─── RECORDS FOR THE EXERCISE ───
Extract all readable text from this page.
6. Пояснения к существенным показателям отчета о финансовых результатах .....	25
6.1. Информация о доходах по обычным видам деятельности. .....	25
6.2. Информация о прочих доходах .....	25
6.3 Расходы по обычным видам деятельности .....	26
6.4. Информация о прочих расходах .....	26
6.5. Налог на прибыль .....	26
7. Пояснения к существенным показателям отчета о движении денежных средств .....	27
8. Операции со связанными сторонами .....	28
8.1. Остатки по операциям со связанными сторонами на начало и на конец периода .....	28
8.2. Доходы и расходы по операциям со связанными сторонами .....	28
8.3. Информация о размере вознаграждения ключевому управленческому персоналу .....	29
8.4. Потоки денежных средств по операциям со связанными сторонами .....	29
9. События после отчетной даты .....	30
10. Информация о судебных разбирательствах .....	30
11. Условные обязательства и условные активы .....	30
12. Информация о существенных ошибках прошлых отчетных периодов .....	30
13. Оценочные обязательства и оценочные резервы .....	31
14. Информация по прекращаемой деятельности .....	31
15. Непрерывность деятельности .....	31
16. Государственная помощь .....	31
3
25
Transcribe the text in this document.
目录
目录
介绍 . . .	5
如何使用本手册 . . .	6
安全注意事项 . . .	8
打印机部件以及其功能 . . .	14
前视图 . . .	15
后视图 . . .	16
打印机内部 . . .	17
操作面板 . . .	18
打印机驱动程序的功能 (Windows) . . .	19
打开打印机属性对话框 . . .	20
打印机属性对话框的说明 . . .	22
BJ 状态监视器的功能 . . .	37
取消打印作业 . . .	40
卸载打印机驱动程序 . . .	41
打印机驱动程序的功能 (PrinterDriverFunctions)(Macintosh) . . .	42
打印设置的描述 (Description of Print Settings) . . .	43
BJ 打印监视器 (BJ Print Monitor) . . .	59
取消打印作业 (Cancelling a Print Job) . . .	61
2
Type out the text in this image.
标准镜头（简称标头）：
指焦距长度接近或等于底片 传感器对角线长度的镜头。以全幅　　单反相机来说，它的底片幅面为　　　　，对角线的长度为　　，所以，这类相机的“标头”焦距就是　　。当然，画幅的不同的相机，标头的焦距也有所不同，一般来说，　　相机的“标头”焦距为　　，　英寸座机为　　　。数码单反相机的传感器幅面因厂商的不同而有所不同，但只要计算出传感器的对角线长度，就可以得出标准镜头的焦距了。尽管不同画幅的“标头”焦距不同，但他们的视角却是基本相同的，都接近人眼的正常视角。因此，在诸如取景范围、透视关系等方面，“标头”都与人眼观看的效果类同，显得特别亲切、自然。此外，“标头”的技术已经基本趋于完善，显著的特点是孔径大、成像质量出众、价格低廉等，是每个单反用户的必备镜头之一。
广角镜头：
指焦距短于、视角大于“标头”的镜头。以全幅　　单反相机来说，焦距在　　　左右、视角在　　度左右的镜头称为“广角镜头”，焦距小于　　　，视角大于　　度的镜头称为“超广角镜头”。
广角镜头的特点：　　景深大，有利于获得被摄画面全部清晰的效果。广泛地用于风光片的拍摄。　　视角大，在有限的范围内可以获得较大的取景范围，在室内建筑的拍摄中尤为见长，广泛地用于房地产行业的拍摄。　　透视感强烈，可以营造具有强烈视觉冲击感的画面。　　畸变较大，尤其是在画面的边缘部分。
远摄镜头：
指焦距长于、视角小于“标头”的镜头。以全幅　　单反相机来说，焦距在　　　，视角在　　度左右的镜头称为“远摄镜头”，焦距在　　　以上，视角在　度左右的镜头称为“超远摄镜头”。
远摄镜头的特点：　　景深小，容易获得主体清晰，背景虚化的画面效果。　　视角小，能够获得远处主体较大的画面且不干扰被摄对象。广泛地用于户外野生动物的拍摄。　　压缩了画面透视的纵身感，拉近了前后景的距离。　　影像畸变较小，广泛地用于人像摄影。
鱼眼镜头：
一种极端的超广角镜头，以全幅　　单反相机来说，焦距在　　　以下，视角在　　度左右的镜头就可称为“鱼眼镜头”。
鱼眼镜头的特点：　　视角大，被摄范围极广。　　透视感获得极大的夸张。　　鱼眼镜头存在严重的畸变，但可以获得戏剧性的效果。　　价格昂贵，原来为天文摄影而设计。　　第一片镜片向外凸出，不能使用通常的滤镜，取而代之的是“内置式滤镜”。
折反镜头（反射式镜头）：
───
Write out the entries above once more, without altering anything.

Extract all readable text from this page.
6. Пояснения к существенным показателям отчета о финансовых результатах .....	25
6.1. Информация о доходах по обычным видам деятельности. .....	25
6.2. Информация о прочих доходах .....	25
6.3 Расходы по обычным видам деятельности .....	26
6.4. Информация о прочих расходах .....	26
6.5. Налог на прибыль .....	26
7. Пояснения к существенным показателям отчета о движении денежных средств .....	27
8. Операции со связанными сторонами .....	28
8.1. Остатки по операциям со связанными сторонами на начало и на конец периода .....	28
8.2. Доходы и расходы по операциям со связанными сторонами .....	28
8.3. Информация о размере вознаграждения ключевому управленческому персоналу .....	29
8.4. Потоки денежных средств по операциям со связанными сторонами .....	29
9. События после отчетной даты .....	30
10. Информация о судебных разбирательствах .....	30
11. Условные обязательства и условные активы .....	30
12. Информация о существенных ошибках прошлых отчетных периодов .....	30
13. Оценочные обязательства и оценочные резервы .....	31
14. Информация по прекращаемой деятельности .....	31
15. Непрерывность деятельности .....	31
16. Государственная помощь .....	31
3
25
Transcribe the text in this document.
目录
目录
介绍 . . .	5
如何使用本手册 . . .	6
安全注意事项 . . .	8
打印机部件以及其功能 . . .	14
前视图 . . .	15
后视图 . . .	16
打印机内部 . . .	17
操作面板 . . .	18
打印机驱动程序的功能 (Windows) . . .	19
打开打印机属性对话框 . . .	20
打印机属性对话框的说明 . . .	22
BJ 状态监视器的功能 . . .	37
取消打印作业 . . .	40
卸载打印机驱动程序 . . .	41
打印机驱动程序的功能 (PrinterDriverFunctions)(Macintosh) . . .	42
打印设置的描述 (Description of Print Settings) . . .	43
BJ 打印监视器 (BJ Print Monitor) . . .	59
取消打印作业 (Cancelling a Print Job) . . .	61
2
Type out the text in this image.
标准镜头（简称标头）：
指焦距长度接近或等于底片 传感器对角线长度的镜头。以全幅　　单反相机来说，它的底片幅面为　　　　，对角线的长度为　　，所以，这类相机的“标头”焦距就是　　。当然，画幅的不同的相机，标头的焦距也有所不同，一般来说，　　相机的“标头”焦距为　　，　英寸座机为　　　。数码单反相机的传感器幅面因厂商的不同而有所不同，但只要计算出传感器的对角线长度，就可以得出标准镜头的焦距了。尽管不同画幅的“标头”焦距不同，但他们的视角却是基本相同的，都接近人眼的正常视角。因此，在诸如取景范围、透视关系等方面，“标头”都与人眼观看的效果类同，显得特别亲切、自然。此外，“标头”的技术已经基本趋于完善，显著的特点是孔径大、成像质量出众、价格低廉等，是每个单反用户的必备镜头之一。
广角镜头：
指焦距短于、视角大于“标头”的镜头。以全幅　　单反相机来说，焦距在　　　左右、视角在　　度左右的镜头称为“广角镜头”，焦距小于　　　，视角大于　　度的镜头称为“超广角镜头”。
广角镜头的特点：　　景深大，有利于获得被摄画面全部清晰的效果。广泛地用于风光片的拍摄。　　视角大，在有限的范围内可以获得较大的取景范围，在室内建筑的拍摄中尤为见长，广泛地用于房地产行业的拍摄。　　透视感强烈，可以营造具有强烈视觉冲击感的画面。　　畸变较大，尤其是在画面的边缘部分。
远摄镜头：
指焦距长于、视角小于“标头”的镜头。以全幅　　单反相机来说，焦距在　　　，视角在　　度左右的镜头称为“远摄镜头”，焦距在　　　以上，视角在　度左右的镜头称为“超远摄镜头”。
远摄镜头的特点：　　景深小，容易获得主体清晰，背景虚化的画面效果。　　视角小，能够获得远处主体较大的画面且不干扰被摄对象。广泛地用于户外野生动物的拍摄。　　压缩了画面透视的纵身感，拉近了前后景的距离。　　影像畸变较小，广泛地用于人像摄影。
鱼眼镜头：
一种极端的超广角镜头，以全幅　　单反相机来说，焦距在　　　以下，视角在　　度左右的镜头就可称为“鱼眼镜头”。
鱼眼镜头的特点：　　视角大，被摄范围极广。　　透视感获得极大的夸张。　　鱼眼镜头存在严重的畸变，但可以获得戏剧性的效果。　　价格昂贵，原来为天文摄影而设计。　　第一片镜片向外凸出，不能使用通常的滤镜，取而代之的是“内置式滤镜”。
折反镜头（反射式镜头）：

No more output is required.